Return each line of the records holding the string "page".

→ **Information shown**
------------------------------

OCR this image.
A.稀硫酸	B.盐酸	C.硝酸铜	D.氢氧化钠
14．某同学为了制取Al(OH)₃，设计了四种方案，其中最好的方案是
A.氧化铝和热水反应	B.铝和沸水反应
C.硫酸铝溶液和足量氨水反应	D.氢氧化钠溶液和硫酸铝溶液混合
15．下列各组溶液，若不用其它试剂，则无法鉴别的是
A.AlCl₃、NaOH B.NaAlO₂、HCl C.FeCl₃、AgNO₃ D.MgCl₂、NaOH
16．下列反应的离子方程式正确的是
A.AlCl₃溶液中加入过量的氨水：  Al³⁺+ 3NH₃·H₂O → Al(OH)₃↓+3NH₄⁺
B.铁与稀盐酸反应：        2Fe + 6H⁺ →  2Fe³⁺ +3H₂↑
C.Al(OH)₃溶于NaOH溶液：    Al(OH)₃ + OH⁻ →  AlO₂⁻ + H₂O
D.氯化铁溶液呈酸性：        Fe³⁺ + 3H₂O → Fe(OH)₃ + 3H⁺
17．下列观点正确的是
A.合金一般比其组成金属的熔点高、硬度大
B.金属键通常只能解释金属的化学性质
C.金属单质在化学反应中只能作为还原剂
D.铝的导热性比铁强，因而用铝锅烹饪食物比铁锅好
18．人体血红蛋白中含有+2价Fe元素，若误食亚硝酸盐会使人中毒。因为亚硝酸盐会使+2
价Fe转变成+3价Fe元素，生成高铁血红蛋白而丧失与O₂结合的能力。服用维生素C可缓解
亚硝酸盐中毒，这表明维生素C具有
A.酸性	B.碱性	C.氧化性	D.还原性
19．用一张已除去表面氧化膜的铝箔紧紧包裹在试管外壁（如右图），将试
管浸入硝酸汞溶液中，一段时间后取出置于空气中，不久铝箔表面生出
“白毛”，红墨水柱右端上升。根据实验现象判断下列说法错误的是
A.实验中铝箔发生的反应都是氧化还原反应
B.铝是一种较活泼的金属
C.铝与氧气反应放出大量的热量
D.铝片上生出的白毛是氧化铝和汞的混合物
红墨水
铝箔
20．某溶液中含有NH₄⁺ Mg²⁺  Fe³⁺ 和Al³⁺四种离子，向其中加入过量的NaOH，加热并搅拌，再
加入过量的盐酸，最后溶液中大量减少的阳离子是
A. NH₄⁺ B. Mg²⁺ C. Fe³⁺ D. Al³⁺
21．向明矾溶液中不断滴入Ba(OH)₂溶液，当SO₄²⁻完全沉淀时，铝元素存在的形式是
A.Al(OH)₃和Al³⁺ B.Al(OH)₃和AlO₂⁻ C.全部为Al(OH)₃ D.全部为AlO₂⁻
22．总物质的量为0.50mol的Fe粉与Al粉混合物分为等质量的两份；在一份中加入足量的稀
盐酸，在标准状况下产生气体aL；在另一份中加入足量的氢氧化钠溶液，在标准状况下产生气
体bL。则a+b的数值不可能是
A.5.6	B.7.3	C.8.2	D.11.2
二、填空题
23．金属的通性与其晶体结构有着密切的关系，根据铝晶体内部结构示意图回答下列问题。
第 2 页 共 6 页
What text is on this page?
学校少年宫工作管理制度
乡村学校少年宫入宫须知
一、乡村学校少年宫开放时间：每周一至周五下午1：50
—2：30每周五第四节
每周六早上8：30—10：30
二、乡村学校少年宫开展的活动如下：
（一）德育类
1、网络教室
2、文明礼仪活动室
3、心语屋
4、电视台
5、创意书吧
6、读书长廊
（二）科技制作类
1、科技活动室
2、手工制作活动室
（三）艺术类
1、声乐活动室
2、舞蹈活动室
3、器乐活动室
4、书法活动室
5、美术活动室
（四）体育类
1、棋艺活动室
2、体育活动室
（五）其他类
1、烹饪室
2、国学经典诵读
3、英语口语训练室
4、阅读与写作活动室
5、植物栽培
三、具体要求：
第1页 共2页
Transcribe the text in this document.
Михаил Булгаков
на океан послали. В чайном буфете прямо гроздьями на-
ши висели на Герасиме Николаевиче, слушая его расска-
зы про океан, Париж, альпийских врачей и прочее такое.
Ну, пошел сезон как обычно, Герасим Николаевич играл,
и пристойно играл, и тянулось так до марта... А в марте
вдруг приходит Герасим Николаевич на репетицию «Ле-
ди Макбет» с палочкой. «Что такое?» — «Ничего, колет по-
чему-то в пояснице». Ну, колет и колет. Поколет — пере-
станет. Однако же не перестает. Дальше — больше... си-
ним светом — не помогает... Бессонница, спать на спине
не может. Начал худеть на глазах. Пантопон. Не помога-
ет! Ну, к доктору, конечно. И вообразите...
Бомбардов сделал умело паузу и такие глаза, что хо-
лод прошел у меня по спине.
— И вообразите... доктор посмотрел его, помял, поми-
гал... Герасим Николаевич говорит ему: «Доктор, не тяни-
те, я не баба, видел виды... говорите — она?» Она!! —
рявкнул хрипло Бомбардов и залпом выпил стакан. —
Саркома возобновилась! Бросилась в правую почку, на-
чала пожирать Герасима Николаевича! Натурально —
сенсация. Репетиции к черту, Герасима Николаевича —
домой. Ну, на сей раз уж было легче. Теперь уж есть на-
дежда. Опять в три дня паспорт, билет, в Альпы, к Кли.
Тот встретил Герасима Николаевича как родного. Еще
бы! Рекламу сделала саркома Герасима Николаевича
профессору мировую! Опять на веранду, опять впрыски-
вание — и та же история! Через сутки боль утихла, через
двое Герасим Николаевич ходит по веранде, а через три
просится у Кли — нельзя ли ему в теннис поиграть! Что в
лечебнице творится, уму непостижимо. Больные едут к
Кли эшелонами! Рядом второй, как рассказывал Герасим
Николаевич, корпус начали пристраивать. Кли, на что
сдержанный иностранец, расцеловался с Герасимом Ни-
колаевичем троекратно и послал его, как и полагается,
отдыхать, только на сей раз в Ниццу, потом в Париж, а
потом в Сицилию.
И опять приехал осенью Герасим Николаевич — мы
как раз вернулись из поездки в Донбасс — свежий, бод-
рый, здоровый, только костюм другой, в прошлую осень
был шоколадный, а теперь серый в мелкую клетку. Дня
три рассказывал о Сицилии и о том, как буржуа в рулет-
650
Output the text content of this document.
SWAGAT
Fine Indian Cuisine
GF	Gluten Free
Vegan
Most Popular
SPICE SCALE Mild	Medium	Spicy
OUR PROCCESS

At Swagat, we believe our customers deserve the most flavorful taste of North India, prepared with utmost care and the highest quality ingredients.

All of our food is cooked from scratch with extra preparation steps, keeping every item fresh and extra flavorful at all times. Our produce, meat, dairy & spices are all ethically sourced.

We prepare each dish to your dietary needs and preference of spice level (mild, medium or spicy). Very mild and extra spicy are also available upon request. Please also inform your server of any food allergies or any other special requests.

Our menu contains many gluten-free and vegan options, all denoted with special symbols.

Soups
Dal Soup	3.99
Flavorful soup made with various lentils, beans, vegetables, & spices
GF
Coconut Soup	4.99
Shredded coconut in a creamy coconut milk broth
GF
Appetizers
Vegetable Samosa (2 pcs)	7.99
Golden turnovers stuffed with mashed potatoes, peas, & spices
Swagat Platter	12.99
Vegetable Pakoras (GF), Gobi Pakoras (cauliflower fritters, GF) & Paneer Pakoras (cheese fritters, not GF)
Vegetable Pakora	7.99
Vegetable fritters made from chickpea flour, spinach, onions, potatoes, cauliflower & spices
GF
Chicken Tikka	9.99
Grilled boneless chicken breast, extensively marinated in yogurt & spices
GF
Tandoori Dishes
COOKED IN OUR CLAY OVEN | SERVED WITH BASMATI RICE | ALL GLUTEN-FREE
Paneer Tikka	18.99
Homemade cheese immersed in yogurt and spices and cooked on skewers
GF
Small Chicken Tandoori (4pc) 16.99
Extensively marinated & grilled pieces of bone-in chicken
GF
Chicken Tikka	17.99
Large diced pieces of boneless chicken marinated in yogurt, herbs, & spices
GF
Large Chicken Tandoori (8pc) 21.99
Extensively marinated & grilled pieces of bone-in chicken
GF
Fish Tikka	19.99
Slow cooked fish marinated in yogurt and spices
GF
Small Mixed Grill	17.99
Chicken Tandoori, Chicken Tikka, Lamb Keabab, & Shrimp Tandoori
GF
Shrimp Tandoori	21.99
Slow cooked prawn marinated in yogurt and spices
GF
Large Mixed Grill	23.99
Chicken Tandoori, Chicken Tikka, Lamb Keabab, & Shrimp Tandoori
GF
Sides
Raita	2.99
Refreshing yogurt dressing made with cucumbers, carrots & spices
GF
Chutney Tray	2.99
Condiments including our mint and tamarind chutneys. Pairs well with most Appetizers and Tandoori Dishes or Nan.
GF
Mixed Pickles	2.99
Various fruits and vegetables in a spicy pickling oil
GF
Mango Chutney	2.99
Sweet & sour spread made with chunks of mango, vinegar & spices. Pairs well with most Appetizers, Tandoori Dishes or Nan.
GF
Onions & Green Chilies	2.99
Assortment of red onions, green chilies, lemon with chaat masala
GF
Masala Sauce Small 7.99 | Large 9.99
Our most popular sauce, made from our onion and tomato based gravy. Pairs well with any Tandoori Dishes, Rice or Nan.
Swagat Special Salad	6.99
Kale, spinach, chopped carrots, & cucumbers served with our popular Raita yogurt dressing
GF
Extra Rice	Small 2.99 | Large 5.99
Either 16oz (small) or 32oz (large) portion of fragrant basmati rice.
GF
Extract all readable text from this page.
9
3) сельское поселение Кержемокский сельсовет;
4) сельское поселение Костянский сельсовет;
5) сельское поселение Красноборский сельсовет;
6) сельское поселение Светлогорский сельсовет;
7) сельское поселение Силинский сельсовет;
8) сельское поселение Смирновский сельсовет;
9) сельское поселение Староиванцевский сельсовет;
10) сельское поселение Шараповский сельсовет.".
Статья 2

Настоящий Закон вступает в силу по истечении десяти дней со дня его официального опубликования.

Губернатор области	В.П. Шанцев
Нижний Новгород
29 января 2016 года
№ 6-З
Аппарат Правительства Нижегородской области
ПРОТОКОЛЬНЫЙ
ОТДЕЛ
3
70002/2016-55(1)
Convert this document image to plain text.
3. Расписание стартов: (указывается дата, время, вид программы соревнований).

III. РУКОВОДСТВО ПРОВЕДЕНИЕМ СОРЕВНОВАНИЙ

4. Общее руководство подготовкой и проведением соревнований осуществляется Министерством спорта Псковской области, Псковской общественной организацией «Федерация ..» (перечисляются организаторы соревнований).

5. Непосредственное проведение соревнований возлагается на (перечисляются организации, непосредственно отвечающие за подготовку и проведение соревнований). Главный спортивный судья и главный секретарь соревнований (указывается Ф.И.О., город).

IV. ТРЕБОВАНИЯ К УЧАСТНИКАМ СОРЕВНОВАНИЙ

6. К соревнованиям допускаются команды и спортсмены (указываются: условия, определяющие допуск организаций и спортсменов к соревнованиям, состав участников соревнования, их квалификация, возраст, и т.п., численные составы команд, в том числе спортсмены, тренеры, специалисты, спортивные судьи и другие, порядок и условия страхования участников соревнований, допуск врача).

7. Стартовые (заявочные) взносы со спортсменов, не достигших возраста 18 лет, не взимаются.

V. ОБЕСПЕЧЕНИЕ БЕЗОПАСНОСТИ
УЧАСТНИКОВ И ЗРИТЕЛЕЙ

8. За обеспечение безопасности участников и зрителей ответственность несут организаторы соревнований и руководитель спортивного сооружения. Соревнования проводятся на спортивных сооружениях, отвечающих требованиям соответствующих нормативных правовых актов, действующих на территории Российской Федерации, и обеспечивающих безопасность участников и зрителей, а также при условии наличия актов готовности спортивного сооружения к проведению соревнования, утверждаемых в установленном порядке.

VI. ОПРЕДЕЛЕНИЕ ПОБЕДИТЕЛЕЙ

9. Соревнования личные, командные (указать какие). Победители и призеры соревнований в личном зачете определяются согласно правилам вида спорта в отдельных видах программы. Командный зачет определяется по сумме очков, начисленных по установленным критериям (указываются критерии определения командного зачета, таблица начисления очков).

------------------------------

→ **Result for this exercise**
What text is on this page?
Extract all readable text from this page.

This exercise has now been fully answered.